◆ YOUR TASK
Extract all of the entries and give them again, word for word.
+++ RECORD EXTRACTS
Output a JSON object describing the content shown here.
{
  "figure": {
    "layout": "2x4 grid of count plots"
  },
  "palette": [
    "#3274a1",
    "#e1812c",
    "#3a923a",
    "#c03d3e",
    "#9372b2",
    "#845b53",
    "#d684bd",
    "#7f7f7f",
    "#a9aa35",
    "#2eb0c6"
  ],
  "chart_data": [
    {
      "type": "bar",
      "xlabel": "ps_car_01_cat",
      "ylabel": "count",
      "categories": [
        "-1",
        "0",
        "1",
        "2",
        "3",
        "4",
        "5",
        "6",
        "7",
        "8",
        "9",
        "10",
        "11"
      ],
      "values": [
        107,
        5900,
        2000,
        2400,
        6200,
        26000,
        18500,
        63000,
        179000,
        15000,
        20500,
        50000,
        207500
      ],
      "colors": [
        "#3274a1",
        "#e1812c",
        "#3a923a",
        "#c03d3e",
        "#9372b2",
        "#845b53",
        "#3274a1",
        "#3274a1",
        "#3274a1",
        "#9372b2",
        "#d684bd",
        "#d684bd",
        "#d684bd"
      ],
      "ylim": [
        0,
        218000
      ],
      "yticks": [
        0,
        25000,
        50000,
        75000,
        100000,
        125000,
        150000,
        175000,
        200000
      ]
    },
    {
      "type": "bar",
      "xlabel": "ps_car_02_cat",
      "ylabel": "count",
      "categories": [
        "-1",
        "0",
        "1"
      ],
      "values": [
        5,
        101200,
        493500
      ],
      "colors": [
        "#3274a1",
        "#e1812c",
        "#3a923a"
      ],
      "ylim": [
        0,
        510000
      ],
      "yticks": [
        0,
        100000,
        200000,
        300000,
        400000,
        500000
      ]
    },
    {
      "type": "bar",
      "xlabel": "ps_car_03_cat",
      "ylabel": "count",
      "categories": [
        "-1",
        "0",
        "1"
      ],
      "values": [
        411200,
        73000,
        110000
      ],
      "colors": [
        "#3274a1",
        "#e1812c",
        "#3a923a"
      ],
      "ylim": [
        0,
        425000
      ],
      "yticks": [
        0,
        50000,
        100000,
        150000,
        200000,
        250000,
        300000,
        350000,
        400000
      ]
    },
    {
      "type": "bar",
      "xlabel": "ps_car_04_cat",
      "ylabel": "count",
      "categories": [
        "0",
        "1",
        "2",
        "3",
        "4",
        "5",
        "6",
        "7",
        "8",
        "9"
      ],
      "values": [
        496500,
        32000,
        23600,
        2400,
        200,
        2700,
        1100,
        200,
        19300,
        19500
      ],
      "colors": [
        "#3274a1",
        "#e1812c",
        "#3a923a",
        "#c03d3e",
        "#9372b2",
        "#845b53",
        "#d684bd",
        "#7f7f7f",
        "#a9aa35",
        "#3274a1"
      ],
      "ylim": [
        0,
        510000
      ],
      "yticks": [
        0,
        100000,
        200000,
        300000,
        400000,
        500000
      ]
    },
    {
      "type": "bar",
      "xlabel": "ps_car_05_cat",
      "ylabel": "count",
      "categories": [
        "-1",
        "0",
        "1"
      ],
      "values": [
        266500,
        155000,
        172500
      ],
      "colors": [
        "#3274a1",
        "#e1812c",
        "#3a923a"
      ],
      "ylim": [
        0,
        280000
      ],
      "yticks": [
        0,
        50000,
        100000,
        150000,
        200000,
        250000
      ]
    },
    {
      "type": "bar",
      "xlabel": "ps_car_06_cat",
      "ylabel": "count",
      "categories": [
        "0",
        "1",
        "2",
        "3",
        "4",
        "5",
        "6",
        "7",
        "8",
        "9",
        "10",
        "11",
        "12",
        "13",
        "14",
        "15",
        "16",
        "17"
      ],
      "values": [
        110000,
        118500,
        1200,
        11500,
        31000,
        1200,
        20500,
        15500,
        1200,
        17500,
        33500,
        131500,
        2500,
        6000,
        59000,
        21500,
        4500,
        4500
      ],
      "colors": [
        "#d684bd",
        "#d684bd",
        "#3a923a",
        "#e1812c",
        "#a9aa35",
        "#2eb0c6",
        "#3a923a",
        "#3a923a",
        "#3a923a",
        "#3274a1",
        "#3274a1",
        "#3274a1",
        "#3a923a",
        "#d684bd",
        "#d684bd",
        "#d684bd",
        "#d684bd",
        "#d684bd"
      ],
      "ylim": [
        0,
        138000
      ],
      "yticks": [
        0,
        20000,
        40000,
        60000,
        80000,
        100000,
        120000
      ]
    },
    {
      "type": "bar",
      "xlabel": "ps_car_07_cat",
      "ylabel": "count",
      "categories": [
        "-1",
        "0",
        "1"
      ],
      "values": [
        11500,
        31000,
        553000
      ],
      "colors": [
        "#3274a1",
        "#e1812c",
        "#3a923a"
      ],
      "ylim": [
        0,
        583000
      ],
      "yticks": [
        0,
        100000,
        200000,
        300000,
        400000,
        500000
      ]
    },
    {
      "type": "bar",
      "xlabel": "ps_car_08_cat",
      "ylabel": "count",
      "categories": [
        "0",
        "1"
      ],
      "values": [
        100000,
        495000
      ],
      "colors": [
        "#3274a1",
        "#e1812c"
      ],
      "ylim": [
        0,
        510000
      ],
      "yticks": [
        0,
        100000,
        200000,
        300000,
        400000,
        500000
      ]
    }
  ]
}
++++++
◆ OUTPUT OF THE TASK
Output a JSON object describing the content shown here.
{
  "figure": {
    "layout": "2x4 grid of count plots"
  },
  "palette": [
    "#3274a1",
    "#e1812c",
    "#3a923a",
    "#c03d3e",
    "#9372b2",
    "#845b53",
    "#d684bd",
    "#7f7f7f",
    "#a9aa35",
    "#2eb0c6"
  ],
  "chart_data": [
    {
      "type": "bar",
      "xlabel": "ps_car_01_cat",
      "ylabel": "count",
      "categories": [
        "-1",
        "0",
        "1",
        "2",
        "3",
        "4",
        "5",
        "6",
        "7",
        "8",
        "9",
        "10",
        "11"
      ],
      "values": [
        107,
        5900,
        2000,
        2400,
        6200,
        26000,
        18500,
        63000,
        179000,
        15000,
        20500,
        50000,
        207500
      ],
      "colors": [
        "#3274a1",
        "#e1812c",
        "#3a923a",
        "#c03d3e",
        "#9372b2",
        "#845b53",
        "#3274a1",
        "#3274a1",
        "#3274a1",
        "#9372b2",
        "#d684bd",
        "#d684bd",
        "#d684bd"
      ],
      "ylim": [
        0,
        218000
      ],
      "yticks": [
        0,
        25000,
        50000,
        75000,
        100000,
        125000,
        150000,
        175000,
        200000
      ]
    },
    {
      "type": "bar",
      "xlabel": "ps_car_02_cat",
      "ylabel": "count",
      "categories": [
        "-1",
        "0",
        "1"
      ],
      "values": [
        5,
        101200,
        493500
      ],
      "colors": [
        "#3274a1",
        "#e1812c",
        "#3a923a"
      ],
      "ylim": [
        0,
        510000
      ],
      "yticks": [
        0,
        100000,
        200000,
        300000,
        400000,
        500000
      ]
    },
    {
      "type": "bar",
      "xlabel": "ps_car_03_cat",
      "ylabel": "count",
      "categories": [
        "-1",
        "0",
        "1"
      ],
      "values": [
        411200,
        73000,
        110000
      ],
      "colors": [
        "#3274a1",
        "#e1812c",
        "#3a923a"
      ],
      "ylim": [
        0,
        425000
      ],
      "yticks": [
        0,
        50000,
        100000,
        150000,
        200000,
        250000,
        300000,
        350000,
        400000
      ]
    },
    {
      "type": "bar",
      "xlabel": "ps_car_04_cat",
      "ylabel": "count",
      "categories": [
        "0",
        "1",
        "2",
        "3",
        "4",
        "5",
        "6",
        "7",
        "8",
        "9"
      ],
      "values": [
        496500,
        32000,
        23600,
        2400,
        200,
        2700,
        1100,
        200,
        19300,
        19500
      ],
      "colors": [
        "#3274a1",
        "#e1812c",
        "#3a923a",
        "#c03d3e",
        "#9372b2",
        "#845b53",
        "#d684bd",
        "#7f7f7f",
        "#a9aa35",
        "#3274a1"
      ],
      "ylim": [
        0,
        510000
      ],
      "yticks": [
        0,
        100000,
        200000,
        300000,
        400000,
        500000
      ]
    },
    {
      "type": "bar",
      "xlabel": "ps_car_05_cat",
      "ylabel": "count",
      "categories": [
        "-1",
        "0",
        "1"
      ],
      "values": [
        266500,
        155000,
        172500
      ],
      "colors": [
        "#3274a1",
        "#e1812c",
        "#3a923a"
      ],
      "ylim": [
        0,
        280000
      ],
      "yticks": [
        0,
        50000,
        100000,
        150000,
        200000,
        250000
      ]
    },
    {
      "type": "bar",
      "xlabel": "ps_car_06_cat",
      "ylabel": "count",
      "categories": [
        "0",
        "1",
        "2",
        "3",
        "4",
        "5",
        "6",
        "7",
        "8",
        "9",
        "10",
        "11",
        "12",
        "13",
        "14",
        "15",
        "16",
        "17"
      ],
      "values": [
        110000,
        118500,
        1200,
        11500,
        31000,
        1200,
        20500,
        15500,
        1200,
        17500,
        33500,
        131500,
        2500,
        6000,
        59000,
        21500,
        4500,
        4500
      ],
      "colors": [
        "#d684bd",
        "#d684bd",
        "#3a923a",
        "#e1812c",
        "#a9aa35",
        "#2eb0c6",
        "#3a923a",
        "#3a923a",
        "#3a923a",
        "#3274a1",
        "#3274a1",
        "#3274a1",
        "#3a923a",
        "#d684bd",
        "#d684bd",
        "#d684bd",
        "#d684bd",
        "#d684bd"
      ],
      "ylim": [
        0,
        138000
      ],
      "yticks": [
        0,
        20000,
        40000,
        60000,
        80000,
        100000,
        120000
      ]
    },
    {
      "type": "bar",
      "xlabel": "ps_car_07_cat",
      "ylabel": "count",
      "categories": [
        "-1",
        "0",
        "1"
      ],
      "values": [
        11500,
        31000,
        553000
      ],
      "colors": [
        "#3274a1",
        "#e1812c",
        "#3a923a"
      ],
      "ylim": [
        0,
        583000
      ],
      "yticks": [
        0,
        100000,
        200000,
        300000,
        400000,
        500000
      ]
    },
    {
      "type": "bar",
      "xlabel": "ps_car_08_cat",
      "ylabel": "count",
      "categories": [
        "0",
        "1"
      ],
      "values": [
        100000,
        495000
      ],
      "colors": [
        "#3274a1",
        "#e1812c"
      ],
      "ylim": [
        0,
        510000
      ],
      "yticks": [
        0,
        100000,
        200000,
        300000,
        400000,
        500000
      ]
    }
  ]
}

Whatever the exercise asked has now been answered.